Данные о размещении элементов:
◇ ◇ ◇ ◇
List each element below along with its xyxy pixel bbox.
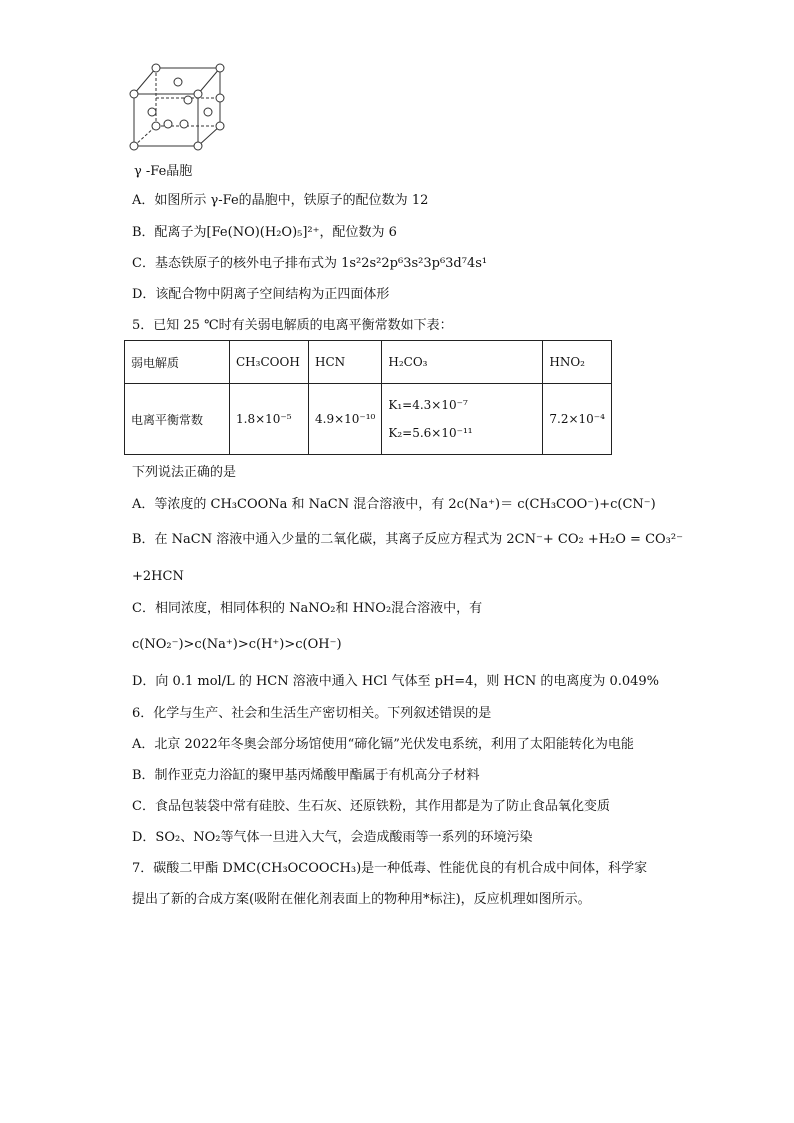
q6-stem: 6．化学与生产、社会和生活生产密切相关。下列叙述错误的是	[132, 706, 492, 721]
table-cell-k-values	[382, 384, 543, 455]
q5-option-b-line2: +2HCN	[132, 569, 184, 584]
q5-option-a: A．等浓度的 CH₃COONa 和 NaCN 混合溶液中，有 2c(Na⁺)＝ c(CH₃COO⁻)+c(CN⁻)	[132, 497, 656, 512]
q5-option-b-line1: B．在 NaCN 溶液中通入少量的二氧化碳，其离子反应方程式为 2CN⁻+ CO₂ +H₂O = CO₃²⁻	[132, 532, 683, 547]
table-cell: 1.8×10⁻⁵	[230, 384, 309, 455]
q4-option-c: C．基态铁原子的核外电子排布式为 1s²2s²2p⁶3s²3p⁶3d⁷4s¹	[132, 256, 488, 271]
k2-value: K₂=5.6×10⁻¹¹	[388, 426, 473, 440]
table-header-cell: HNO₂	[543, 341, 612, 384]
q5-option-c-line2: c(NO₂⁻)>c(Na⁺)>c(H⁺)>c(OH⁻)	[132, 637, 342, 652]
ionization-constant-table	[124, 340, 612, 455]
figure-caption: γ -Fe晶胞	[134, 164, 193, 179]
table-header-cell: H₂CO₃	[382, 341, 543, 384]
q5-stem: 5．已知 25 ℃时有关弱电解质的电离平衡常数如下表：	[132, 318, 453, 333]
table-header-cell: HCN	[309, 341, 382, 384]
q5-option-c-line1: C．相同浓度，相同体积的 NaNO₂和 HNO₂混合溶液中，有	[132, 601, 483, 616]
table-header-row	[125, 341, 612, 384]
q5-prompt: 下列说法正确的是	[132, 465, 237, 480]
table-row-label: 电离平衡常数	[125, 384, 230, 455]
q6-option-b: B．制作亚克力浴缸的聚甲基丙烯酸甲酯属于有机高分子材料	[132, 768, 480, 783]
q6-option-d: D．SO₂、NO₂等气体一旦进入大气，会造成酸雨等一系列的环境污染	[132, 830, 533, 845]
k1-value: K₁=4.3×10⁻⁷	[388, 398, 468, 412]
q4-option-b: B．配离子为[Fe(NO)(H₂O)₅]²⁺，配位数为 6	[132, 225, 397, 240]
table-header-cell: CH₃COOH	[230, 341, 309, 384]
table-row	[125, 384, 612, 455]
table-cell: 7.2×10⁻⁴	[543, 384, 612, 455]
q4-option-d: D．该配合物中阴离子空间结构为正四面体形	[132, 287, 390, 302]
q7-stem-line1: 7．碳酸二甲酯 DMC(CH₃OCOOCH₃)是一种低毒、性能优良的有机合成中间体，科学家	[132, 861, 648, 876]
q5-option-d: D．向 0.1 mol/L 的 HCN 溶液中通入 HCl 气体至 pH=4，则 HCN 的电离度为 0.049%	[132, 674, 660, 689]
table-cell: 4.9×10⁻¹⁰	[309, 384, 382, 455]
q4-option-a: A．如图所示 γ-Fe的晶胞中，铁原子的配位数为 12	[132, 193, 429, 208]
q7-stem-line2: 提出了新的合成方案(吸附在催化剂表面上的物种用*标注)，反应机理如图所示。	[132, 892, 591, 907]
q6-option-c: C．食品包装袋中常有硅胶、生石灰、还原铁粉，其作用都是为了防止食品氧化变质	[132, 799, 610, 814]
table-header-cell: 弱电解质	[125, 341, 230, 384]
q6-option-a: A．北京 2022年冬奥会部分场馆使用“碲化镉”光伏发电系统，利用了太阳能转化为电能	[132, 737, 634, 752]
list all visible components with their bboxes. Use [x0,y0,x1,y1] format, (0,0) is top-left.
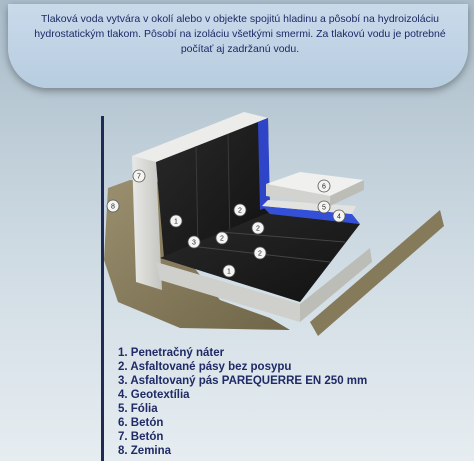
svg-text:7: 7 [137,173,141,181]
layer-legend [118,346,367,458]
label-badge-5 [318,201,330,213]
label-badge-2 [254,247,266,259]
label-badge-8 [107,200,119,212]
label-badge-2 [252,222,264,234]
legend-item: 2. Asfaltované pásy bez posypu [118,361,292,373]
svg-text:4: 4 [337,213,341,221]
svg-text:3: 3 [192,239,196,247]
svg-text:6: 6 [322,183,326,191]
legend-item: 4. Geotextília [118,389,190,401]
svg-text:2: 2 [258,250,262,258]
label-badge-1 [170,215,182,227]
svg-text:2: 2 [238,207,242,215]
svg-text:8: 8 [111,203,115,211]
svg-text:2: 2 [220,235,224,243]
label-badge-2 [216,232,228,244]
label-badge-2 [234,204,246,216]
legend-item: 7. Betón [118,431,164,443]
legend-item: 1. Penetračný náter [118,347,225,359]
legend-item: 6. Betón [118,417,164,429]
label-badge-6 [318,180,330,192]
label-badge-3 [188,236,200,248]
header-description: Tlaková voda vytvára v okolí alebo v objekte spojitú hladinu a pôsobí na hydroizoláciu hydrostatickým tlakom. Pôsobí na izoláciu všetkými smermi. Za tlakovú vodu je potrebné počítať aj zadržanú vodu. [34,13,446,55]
◇ ◇ ◇ ◇
Выпишите из записей выше все строки, где встречается строка «cell». Учитывайте регистр букв.

table-cell-k-values	[382, 384, 543, 455]
table-cell: 1.8×10⁻⁵	[230, 384, 309, 455]
table-header-cell: HNO₂	[543, 341, 612, 384]
table-header-cell: H₂CO₃	[382, 341, 543, 384]
table-header-cell: HCN	[309, 341, 382, 384]
table-header-cell: CH₃COOH	[230, 341, 309, 384]
table-cell: 7.2×10⁻⁴	[543, 384, 612, 455]
table-cell: 4.9×10⁻¹⁰	[309, 384, 382, 455]
table-header-cell: 弱电解质	[125, 341, 230, 384]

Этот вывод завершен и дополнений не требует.